*Problem details*
Would you copy all lines in the data that contain the word "cincuenta"?

Segment Start: Data extract

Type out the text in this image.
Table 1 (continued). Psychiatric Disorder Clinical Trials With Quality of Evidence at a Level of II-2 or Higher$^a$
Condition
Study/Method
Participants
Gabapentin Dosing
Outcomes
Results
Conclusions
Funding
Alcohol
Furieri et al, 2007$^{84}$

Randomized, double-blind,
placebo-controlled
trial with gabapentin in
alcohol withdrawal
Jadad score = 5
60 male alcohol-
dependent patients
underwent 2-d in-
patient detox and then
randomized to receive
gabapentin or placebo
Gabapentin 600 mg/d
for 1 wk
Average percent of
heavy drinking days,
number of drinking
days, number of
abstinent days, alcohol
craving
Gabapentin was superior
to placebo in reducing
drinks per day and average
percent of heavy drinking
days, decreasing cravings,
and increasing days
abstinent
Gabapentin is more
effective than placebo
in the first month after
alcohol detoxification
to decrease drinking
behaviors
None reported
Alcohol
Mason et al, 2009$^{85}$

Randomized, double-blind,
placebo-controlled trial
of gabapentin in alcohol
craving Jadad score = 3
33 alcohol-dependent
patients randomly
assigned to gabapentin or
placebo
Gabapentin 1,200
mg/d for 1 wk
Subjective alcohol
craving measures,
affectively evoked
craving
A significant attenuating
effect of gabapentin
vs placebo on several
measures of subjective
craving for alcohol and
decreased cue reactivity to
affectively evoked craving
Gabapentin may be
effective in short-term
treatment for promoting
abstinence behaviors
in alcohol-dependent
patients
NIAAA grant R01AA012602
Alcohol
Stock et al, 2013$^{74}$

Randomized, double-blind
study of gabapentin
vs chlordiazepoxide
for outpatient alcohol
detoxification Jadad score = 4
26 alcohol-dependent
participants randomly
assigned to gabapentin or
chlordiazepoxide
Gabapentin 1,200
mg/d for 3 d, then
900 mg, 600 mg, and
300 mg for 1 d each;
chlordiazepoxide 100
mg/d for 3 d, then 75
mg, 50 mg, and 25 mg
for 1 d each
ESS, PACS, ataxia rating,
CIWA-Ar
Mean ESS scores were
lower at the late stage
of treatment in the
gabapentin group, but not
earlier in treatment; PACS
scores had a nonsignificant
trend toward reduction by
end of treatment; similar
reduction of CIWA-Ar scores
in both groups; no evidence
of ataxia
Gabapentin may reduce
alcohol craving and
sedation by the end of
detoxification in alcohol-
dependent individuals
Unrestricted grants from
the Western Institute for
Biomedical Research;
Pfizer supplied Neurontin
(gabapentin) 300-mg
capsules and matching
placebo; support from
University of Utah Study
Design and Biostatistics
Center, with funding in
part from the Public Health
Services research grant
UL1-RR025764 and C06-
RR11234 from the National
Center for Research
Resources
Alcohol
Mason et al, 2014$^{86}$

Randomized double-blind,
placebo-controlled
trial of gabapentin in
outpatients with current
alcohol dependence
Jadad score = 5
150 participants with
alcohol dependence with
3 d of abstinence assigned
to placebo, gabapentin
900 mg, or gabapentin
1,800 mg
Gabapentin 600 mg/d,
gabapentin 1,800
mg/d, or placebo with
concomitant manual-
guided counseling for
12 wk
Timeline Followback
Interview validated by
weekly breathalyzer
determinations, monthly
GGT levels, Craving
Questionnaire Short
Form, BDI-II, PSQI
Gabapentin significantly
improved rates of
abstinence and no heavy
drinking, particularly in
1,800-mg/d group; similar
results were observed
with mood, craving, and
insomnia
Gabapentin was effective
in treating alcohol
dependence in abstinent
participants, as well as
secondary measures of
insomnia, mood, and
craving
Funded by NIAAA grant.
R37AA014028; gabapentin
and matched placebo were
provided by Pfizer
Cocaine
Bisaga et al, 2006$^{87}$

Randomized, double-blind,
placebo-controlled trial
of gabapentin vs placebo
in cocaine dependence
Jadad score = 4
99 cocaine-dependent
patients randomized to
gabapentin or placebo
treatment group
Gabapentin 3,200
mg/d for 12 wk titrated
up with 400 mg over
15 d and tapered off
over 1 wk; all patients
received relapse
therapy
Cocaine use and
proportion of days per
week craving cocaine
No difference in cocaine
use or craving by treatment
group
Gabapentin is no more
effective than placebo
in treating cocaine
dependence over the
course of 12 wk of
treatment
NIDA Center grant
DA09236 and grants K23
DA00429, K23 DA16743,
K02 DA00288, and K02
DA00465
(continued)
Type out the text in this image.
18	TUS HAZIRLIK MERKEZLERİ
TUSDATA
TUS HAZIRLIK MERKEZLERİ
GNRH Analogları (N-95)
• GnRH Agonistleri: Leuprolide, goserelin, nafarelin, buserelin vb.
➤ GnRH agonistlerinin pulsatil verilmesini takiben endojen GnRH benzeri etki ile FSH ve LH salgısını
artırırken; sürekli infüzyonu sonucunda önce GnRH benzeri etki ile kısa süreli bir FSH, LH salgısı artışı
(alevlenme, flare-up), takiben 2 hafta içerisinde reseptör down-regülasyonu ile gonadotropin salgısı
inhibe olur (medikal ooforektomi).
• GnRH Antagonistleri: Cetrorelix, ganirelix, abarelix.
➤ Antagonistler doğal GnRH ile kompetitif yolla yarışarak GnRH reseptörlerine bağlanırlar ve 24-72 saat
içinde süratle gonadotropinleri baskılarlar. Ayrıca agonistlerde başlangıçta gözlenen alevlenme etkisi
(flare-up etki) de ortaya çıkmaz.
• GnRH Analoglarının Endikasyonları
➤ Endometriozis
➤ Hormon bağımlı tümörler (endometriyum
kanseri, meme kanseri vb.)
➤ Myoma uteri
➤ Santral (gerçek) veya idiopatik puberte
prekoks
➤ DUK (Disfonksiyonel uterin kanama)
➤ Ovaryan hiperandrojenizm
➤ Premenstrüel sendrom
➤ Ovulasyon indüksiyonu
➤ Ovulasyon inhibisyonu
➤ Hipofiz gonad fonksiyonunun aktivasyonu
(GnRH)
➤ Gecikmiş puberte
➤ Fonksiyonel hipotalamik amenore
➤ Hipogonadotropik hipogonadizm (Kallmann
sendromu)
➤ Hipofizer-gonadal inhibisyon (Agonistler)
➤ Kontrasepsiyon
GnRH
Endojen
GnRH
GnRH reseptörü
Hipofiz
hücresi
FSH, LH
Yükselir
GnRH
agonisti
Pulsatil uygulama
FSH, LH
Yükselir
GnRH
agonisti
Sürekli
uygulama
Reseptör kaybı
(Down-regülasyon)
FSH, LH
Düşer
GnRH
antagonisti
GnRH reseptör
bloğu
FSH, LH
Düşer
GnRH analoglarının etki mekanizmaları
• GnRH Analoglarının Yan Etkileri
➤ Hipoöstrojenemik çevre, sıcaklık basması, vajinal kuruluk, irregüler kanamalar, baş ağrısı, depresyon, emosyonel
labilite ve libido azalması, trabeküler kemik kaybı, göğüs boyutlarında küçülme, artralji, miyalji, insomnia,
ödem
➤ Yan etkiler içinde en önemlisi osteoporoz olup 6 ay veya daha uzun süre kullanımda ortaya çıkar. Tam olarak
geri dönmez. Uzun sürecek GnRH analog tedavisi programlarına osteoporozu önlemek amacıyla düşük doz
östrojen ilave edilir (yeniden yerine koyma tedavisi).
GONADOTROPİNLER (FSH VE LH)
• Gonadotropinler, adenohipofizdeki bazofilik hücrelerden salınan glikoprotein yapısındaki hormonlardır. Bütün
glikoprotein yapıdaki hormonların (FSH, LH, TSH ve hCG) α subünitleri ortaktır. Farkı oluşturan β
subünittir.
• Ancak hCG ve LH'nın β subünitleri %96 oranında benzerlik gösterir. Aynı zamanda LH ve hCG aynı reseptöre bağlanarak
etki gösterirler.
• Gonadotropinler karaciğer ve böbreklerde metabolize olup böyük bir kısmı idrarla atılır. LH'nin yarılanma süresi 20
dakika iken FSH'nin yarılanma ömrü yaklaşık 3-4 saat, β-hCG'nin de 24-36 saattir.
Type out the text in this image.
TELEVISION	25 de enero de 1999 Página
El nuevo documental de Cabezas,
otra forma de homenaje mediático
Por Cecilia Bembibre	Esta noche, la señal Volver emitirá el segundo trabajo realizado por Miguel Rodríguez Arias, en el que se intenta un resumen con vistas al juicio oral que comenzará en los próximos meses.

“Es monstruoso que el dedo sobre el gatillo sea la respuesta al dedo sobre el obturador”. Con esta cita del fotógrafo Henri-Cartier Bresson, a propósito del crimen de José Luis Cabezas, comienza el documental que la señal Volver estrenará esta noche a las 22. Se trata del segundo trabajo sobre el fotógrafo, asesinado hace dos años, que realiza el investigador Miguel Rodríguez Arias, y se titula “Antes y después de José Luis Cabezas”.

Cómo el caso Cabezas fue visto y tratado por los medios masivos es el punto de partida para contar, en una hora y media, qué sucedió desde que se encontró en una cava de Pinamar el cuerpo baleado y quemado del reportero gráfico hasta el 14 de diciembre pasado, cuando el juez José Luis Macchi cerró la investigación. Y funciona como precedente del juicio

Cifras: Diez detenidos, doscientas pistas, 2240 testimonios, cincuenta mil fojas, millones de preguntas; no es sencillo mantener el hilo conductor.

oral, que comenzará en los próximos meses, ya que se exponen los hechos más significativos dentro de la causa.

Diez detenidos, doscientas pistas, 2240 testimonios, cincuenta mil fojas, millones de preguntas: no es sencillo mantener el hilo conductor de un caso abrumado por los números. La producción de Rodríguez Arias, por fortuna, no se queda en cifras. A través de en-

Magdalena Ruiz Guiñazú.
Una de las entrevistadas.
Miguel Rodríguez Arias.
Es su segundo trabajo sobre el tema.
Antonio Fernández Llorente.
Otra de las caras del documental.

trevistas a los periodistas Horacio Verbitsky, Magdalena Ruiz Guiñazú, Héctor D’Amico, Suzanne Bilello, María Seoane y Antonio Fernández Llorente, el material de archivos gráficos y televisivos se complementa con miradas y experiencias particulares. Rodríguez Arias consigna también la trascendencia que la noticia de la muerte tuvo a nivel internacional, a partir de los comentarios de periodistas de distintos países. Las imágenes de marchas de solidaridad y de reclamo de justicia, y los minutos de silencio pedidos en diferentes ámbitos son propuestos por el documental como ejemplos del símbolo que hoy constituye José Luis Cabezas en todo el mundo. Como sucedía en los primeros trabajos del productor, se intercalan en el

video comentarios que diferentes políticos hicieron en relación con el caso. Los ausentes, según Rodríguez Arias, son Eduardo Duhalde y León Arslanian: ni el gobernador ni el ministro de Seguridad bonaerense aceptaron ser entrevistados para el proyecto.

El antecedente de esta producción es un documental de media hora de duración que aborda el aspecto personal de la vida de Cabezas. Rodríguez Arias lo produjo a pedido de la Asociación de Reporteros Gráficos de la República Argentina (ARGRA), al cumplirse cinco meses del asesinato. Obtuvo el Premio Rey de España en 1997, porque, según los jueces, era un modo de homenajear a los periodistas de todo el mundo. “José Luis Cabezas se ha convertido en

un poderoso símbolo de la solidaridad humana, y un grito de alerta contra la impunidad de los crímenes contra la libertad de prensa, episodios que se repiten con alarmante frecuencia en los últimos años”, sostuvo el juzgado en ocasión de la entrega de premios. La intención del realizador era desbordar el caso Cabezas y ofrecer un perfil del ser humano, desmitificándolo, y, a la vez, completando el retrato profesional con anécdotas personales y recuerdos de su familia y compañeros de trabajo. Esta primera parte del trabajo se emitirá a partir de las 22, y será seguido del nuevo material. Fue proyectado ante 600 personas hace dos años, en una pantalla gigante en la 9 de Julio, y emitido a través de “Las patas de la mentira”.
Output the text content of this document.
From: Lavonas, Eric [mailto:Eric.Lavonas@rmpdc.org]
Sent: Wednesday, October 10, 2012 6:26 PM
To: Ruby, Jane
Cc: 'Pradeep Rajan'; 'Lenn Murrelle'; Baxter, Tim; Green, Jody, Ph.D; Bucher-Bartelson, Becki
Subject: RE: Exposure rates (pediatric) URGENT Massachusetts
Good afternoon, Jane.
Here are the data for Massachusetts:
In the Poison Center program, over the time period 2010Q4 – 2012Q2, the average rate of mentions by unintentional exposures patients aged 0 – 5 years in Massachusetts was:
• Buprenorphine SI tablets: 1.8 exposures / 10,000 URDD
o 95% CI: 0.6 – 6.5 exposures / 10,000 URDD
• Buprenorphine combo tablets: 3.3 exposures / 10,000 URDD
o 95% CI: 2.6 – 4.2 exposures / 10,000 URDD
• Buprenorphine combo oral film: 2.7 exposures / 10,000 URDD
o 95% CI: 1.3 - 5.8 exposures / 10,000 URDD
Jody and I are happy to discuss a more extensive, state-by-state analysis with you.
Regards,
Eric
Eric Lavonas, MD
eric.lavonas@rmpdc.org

Segment End: Data extract

*Result below*
Cifras: Diez detenidos, doscientas pistas, 2240 testimonios, cincuenta mil fojas, millones de preguntas; no es sencillo mantener el hilo conductor.
Diez detenidos, doscientas pistas, 2240 testimonios, cincuenta mil fojas, millones de preguntas: no es sencillo mantener el hilo conductor de un caso abrumado por los números. La producción de Rodríguez Arias, por fortuna, no se queda en cifras. A través de en-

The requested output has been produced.